**What you will do**
In how many lines does the string "energy" appear? Answer with the number only.

:: Records supplied

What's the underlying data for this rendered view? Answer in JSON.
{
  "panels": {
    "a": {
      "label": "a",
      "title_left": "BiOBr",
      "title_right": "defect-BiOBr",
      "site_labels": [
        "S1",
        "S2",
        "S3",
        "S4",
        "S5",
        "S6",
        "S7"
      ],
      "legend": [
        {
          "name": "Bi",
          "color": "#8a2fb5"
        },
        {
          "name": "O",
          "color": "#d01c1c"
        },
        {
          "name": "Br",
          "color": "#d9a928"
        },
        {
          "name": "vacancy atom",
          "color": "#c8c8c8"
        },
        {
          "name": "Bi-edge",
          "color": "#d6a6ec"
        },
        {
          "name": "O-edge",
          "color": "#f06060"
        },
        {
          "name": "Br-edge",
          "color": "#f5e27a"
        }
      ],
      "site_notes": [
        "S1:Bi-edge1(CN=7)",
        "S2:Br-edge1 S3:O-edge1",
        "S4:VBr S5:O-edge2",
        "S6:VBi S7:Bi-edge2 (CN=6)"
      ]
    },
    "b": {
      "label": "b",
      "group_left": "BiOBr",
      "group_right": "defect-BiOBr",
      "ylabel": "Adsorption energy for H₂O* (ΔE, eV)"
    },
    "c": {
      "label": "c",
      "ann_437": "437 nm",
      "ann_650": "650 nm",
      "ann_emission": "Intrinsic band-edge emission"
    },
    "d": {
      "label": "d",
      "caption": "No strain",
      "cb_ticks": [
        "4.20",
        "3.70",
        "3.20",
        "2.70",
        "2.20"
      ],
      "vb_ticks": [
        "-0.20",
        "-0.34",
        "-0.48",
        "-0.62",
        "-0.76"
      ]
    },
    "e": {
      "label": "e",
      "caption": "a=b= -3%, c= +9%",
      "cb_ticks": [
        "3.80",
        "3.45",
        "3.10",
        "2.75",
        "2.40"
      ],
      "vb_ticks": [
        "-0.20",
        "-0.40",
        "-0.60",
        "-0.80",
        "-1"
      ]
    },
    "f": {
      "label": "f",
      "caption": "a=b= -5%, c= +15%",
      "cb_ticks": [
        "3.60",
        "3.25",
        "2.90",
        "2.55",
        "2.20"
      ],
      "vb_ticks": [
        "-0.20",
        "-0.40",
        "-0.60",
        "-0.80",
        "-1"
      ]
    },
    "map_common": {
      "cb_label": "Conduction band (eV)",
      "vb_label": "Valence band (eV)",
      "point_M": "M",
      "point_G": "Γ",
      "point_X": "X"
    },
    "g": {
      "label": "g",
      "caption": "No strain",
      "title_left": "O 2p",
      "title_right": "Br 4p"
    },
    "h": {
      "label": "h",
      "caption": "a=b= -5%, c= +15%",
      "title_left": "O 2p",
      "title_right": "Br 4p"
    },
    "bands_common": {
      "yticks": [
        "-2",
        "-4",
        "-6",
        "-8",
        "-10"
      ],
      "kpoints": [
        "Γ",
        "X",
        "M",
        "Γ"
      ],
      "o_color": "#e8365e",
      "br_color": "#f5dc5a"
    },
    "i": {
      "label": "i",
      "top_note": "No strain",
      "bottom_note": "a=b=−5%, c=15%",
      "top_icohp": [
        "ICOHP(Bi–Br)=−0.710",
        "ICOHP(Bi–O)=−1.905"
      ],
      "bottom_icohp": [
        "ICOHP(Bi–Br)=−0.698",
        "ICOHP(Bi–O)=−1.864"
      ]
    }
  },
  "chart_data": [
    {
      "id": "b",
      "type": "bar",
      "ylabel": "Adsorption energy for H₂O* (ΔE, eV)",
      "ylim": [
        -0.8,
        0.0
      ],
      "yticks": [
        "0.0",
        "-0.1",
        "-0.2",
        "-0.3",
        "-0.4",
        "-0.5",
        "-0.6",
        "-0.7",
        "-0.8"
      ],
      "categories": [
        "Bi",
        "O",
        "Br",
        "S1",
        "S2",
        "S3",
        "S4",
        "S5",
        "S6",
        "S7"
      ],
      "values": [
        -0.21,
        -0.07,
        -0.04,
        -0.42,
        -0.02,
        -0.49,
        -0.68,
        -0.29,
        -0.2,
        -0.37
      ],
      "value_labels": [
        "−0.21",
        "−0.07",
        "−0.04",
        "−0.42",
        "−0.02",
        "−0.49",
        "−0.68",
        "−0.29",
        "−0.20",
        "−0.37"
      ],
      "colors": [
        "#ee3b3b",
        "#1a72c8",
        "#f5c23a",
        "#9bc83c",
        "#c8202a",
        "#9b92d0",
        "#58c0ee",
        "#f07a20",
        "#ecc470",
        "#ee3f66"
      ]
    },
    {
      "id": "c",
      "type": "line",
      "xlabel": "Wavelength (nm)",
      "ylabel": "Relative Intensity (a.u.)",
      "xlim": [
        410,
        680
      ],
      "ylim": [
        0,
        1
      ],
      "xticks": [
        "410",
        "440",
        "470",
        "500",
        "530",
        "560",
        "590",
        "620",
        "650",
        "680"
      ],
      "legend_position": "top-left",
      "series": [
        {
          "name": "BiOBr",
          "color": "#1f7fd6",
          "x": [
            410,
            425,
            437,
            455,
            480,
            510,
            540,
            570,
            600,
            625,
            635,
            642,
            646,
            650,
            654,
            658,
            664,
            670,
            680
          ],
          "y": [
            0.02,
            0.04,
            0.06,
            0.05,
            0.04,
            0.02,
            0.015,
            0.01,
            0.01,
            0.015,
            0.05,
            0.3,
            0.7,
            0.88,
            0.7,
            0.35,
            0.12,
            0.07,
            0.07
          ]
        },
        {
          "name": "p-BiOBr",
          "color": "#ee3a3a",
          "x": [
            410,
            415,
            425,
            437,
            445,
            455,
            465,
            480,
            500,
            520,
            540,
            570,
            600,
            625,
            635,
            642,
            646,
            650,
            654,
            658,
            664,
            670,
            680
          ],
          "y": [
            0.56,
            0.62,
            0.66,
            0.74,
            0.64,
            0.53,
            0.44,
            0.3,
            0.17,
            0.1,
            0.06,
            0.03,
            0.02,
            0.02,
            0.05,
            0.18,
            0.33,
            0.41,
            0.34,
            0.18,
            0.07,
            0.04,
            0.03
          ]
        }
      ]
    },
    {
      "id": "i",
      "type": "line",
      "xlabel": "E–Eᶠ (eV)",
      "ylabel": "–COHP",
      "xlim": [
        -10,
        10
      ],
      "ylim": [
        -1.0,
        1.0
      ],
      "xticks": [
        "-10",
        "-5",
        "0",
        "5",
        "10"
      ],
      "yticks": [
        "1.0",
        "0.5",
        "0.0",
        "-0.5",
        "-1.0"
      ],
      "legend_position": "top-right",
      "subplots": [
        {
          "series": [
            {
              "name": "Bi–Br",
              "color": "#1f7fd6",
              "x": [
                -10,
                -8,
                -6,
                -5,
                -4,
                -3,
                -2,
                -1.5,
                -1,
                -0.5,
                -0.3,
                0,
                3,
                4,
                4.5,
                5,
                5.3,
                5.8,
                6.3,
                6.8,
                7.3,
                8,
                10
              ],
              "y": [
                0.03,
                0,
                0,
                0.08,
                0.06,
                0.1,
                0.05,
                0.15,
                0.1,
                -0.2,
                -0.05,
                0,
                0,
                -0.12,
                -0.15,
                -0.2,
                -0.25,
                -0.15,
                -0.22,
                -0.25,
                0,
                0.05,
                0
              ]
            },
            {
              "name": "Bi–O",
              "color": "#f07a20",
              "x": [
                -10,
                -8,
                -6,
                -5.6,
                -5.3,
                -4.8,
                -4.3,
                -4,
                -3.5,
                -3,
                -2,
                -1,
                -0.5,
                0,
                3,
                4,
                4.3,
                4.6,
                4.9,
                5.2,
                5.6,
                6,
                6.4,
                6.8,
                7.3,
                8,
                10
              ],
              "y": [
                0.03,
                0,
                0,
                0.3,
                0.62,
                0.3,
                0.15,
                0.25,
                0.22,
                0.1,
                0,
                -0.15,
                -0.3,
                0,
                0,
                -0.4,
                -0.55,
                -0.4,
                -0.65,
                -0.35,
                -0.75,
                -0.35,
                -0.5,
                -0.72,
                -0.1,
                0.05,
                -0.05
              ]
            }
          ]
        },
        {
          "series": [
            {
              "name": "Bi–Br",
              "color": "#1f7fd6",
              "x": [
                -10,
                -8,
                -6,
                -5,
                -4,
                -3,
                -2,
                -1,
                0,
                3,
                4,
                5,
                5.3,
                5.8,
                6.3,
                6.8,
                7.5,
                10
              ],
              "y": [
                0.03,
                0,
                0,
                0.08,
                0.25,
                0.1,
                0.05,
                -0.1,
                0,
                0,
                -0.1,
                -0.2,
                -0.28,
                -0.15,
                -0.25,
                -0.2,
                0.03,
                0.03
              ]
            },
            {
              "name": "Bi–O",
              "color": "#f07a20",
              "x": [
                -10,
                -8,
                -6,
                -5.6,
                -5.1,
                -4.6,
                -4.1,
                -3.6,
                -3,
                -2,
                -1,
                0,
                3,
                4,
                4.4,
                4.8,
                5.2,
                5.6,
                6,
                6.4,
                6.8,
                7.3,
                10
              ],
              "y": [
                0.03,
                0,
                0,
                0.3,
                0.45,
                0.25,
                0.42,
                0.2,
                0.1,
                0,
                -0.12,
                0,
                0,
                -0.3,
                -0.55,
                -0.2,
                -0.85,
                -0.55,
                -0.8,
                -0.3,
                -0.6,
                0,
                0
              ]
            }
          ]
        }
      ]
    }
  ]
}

::::

**Exercise result**
2